==== Records for processing

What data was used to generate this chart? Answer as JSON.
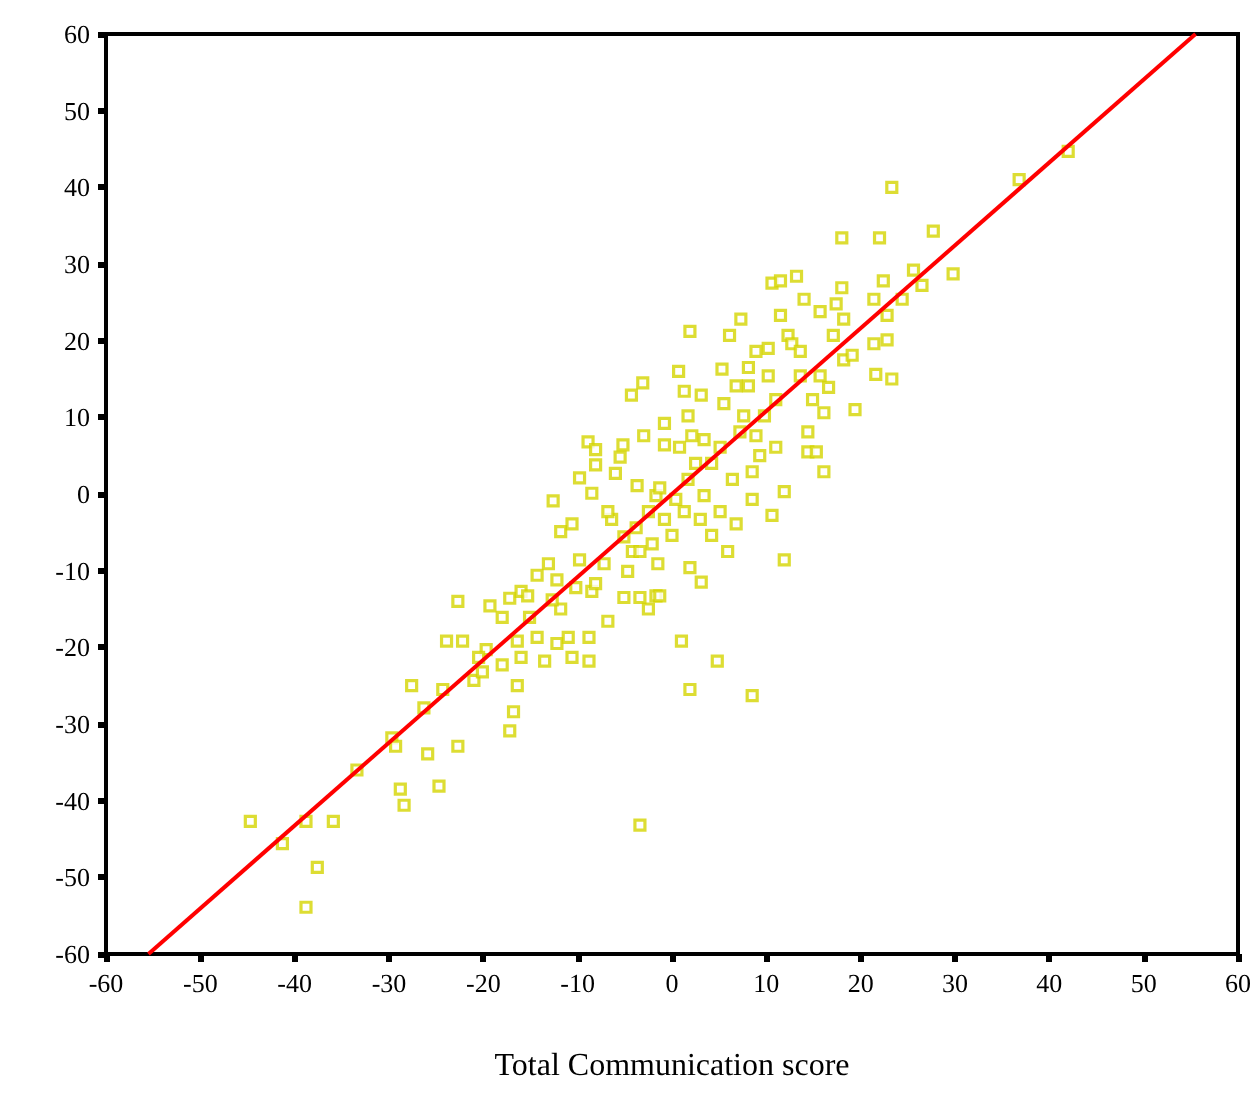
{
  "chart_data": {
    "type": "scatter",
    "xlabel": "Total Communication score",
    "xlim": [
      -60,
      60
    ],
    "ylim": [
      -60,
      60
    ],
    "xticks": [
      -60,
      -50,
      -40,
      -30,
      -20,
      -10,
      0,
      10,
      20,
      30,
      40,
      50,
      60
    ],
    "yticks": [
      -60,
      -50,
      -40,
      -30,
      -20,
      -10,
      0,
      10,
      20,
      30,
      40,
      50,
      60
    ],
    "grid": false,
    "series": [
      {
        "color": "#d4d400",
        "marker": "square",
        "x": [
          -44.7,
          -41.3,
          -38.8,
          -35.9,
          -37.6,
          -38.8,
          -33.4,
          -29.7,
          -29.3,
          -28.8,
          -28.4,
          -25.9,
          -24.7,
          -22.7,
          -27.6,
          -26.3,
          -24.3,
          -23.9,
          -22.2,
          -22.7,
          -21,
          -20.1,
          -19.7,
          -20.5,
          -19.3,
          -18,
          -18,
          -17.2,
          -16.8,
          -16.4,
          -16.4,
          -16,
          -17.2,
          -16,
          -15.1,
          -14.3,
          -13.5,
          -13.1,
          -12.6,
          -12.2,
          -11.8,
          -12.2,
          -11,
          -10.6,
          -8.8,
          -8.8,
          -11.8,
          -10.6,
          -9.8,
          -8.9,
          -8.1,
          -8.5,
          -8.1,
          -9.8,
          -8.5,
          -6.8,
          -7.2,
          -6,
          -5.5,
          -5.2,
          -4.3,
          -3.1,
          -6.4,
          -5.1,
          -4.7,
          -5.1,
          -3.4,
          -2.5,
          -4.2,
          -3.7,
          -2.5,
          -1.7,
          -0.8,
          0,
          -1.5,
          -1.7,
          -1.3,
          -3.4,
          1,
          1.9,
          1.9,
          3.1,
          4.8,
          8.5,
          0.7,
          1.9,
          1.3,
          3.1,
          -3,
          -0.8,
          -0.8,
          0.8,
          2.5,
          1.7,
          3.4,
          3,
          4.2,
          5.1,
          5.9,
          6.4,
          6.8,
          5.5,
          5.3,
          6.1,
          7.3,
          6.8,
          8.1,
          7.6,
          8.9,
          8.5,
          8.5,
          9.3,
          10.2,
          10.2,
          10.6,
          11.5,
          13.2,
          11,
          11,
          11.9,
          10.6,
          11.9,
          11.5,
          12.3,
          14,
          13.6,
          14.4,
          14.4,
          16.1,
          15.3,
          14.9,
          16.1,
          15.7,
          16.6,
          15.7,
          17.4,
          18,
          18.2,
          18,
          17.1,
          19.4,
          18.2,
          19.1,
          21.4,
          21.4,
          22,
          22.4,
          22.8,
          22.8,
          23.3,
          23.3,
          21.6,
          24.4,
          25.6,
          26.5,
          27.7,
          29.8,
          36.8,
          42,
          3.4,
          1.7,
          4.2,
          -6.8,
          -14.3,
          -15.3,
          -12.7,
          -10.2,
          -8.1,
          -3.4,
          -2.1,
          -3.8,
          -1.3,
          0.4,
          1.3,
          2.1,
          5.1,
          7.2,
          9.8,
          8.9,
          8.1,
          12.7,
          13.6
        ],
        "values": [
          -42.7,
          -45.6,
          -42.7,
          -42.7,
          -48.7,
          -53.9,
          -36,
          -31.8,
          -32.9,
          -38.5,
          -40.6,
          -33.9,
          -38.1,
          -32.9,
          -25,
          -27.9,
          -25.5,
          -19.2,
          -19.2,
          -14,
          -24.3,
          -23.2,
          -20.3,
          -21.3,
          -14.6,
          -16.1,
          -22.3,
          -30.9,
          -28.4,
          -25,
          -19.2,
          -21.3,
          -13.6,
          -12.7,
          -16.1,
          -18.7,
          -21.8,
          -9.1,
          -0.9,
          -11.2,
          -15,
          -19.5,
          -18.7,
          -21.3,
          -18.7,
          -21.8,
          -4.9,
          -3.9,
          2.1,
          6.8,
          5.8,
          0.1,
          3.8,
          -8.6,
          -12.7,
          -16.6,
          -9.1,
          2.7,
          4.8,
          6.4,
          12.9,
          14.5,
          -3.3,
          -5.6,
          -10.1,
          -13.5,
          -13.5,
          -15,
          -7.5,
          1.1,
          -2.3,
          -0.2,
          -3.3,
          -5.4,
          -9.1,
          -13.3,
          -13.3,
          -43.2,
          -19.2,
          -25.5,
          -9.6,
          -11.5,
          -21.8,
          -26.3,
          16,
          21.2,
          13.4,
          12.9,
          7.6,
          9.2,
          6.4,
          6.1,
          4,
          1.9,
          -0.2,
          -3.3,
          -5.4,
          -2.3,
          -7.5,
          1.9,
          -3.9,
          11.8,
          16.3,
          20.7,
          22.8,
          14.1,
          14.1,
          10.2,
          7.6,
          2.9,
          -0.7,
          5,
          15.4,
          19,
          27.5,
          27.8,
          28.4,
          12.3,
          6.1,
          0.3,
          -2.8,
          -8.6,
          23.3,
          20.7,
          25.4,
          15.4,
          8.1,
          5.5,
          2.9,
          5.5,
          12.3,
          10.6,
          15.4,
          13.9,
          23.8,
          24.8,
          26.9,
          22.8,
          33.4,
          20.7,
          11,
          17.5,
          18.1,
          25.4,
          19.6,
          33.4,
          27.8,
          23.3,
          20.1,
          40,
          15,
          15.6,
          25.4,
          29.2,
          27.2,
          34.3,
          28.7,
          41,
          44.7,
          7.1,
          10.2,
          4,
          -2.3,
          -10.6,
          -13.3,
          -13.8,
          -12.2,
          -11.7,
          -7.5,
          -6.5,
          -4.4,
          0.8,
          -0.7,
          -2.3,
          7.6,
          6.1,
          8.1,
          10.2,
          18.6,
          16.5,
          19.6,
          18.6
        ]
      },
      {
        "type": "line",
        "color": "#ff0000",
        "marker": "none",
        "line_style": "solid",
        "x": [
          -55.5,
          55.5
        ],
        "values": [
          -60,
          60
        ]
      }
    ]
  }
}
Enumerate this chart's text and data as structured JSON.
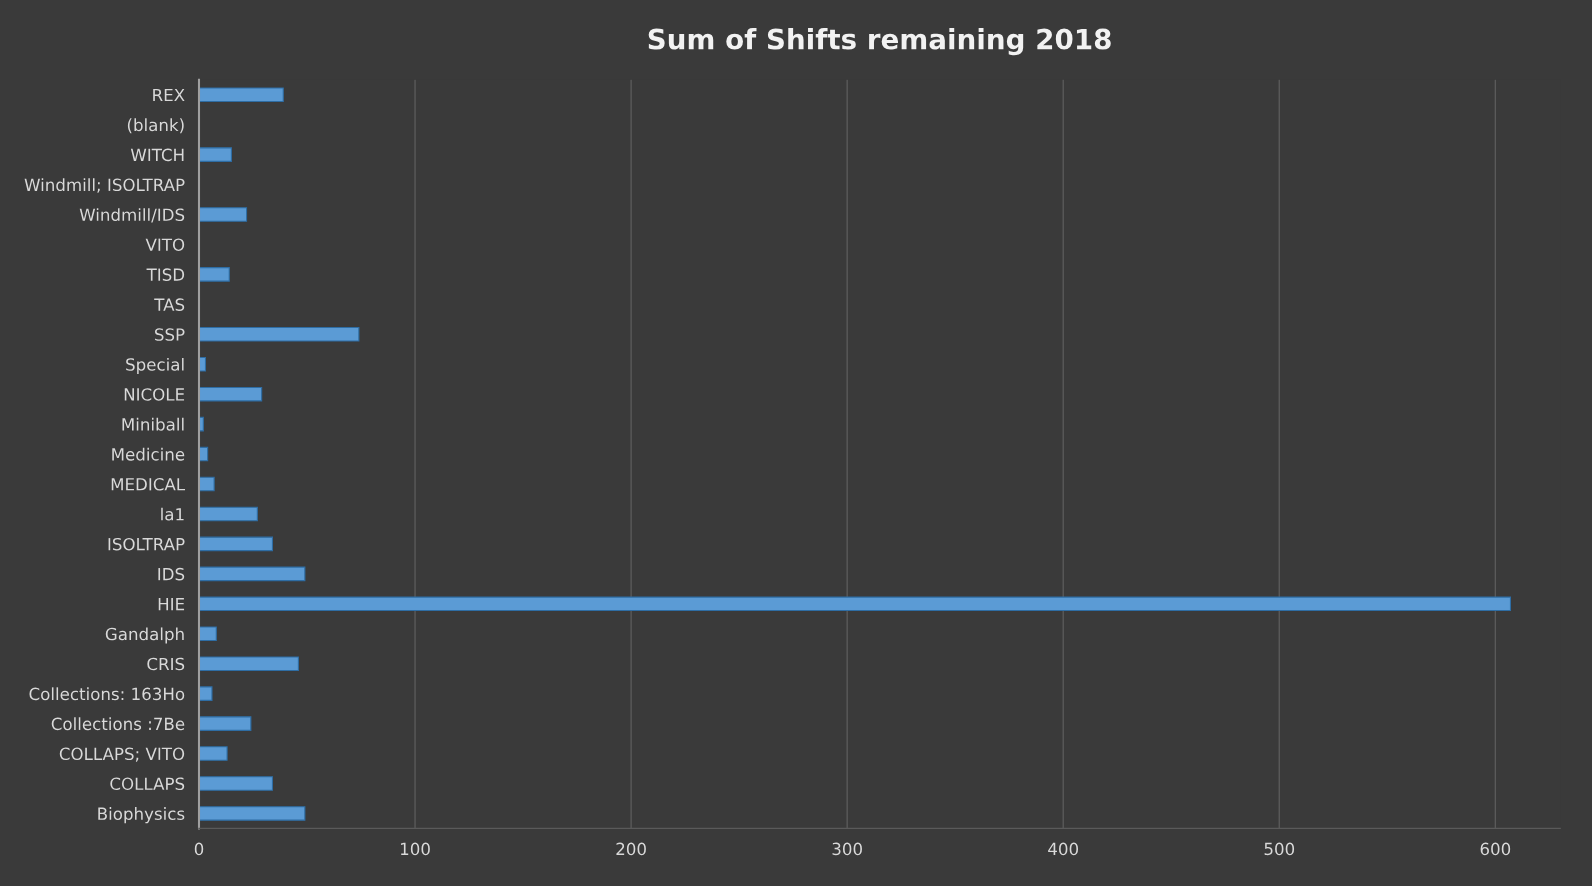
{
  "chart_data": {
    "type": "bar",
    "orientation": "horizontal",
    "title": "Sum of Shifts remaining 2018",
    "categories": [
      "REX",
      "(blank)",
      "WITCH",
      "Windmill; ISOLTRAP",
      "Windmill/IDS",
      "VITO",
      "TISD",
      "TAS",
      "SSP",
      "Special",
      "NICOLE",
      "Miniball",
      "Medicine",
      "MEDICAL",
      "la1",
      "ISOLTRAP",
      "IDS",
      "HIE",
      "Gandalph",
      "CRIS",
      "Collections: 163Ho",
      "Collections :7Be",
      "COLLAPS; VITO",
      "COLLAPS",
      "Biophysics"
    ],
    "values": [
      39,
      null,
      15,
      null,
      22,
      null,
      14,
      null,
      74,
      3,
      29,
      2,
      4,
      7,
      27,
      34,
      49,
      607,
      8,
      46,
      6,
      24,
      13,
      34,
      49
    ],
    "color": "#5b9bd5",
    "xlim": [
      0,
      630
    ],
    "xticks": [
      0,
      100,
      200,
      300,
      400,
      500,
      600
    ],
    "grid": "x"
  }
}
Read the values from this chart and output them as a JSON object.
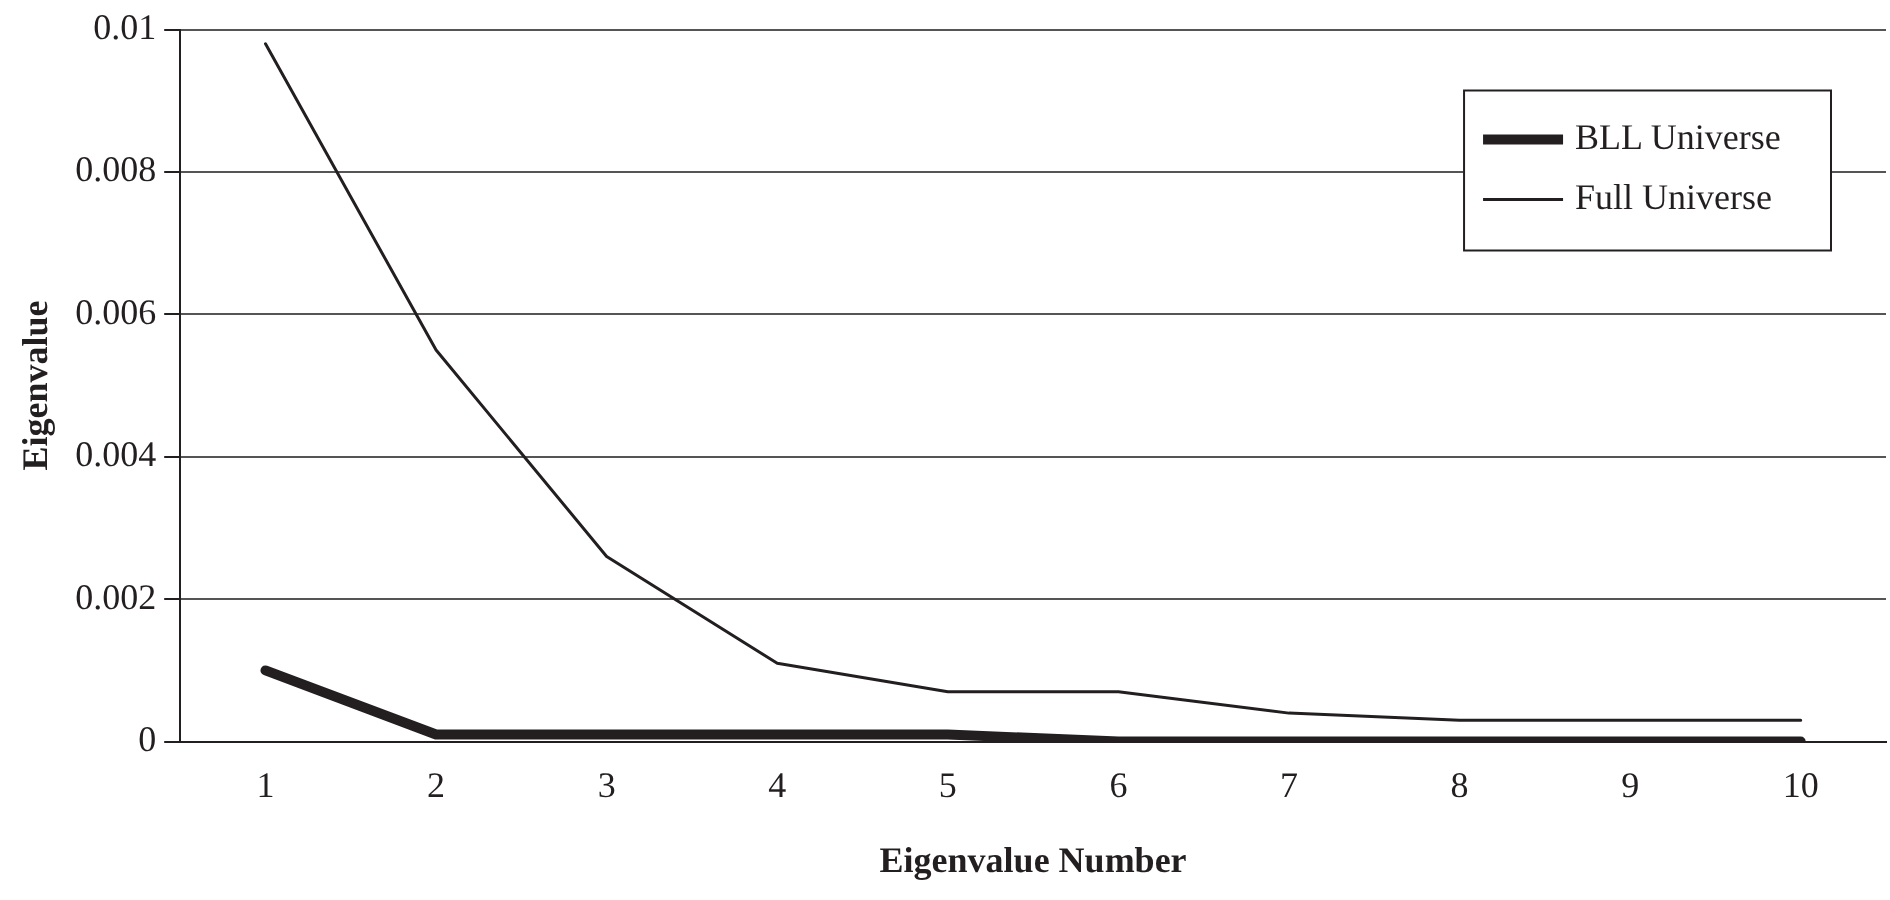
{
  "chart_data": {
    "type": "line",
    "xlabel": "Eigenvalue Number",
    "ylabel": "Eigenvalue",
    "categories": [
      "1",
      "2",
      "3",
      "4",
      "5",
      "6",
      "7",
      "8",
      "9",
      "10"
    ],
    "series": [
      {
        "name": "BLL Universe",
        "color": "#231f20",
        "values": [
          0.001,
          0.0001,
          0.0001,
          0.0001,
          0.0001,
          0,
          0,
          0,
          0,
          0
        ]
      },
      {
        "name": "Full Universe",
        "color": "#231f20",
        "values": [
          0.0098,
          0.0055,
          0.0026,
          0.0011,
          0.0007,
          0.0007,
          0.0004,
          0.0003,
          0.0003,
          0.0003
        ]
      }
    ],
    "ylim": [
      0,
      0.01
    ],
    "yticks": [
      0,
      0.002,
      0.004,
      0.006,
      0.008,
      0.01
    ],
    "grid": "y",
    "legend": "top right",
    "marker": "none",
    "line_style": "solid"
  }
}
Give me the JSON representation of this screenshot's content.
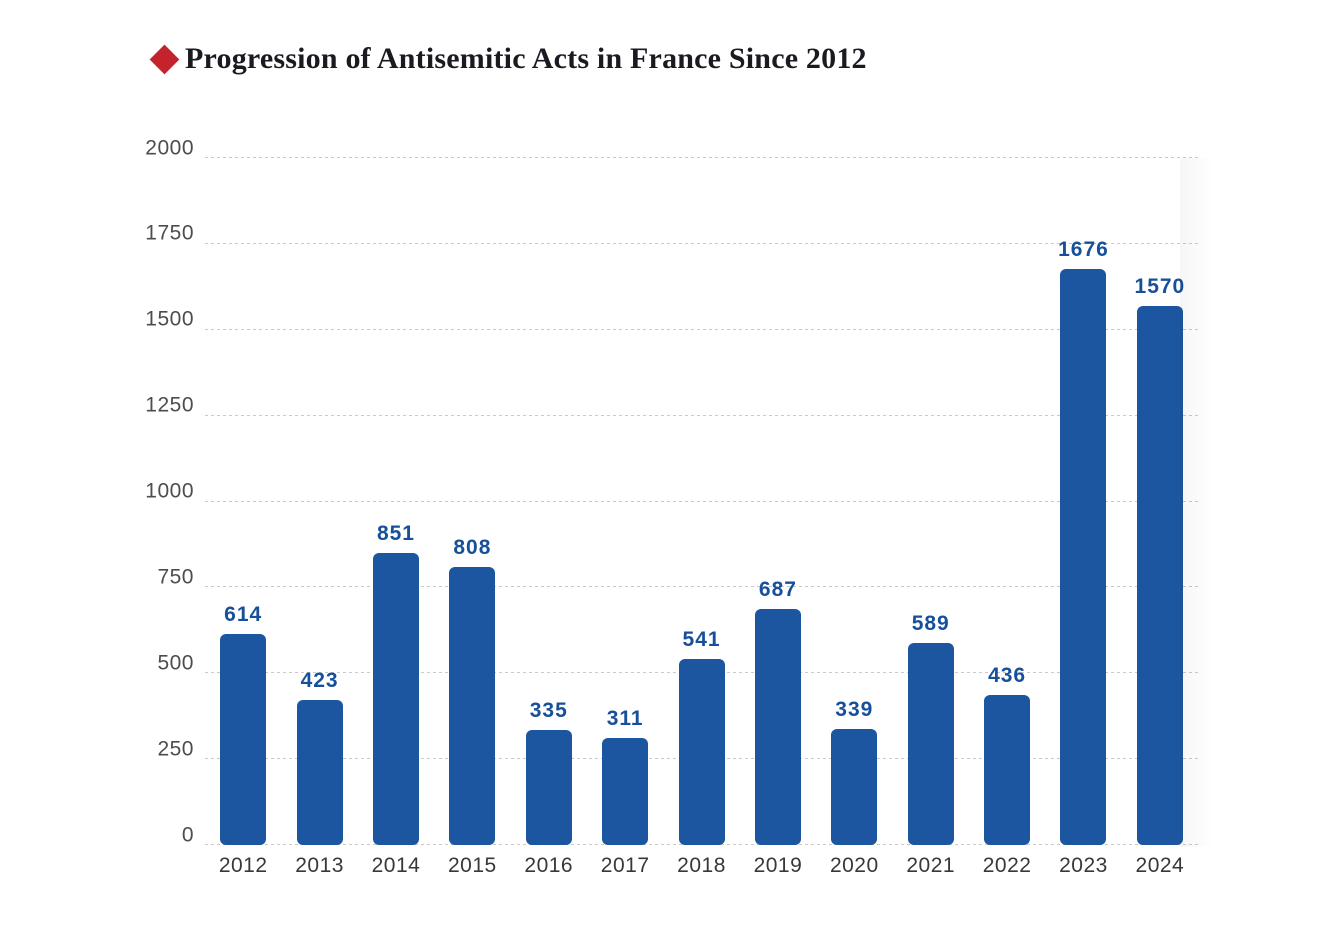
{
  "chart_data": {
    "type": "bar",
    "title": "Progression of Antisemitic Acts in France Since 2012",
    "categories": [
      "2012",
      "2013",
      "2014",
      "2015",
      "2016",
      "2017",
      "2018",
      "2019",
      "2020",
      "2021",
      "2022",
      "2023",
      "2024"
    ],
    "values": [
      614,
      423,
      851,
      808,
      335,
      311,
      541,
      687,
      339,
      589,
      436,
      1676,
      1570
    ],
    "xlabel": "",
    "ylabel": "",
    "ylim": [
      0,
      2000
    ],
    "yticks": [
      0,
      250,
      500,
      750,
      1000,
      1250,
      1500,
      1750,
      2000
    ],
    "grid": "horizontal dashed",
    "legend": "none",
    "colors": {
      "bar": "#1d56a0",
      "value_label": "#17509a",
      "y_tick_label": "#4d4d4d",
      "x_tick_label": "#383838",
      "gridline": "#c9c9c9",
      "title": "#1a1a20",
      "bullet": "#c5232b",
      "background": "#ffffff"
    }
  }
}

========

* Required task *
Above are records; say how many of their lines contain the word "Universe", giving only the number.

* Complete output *
2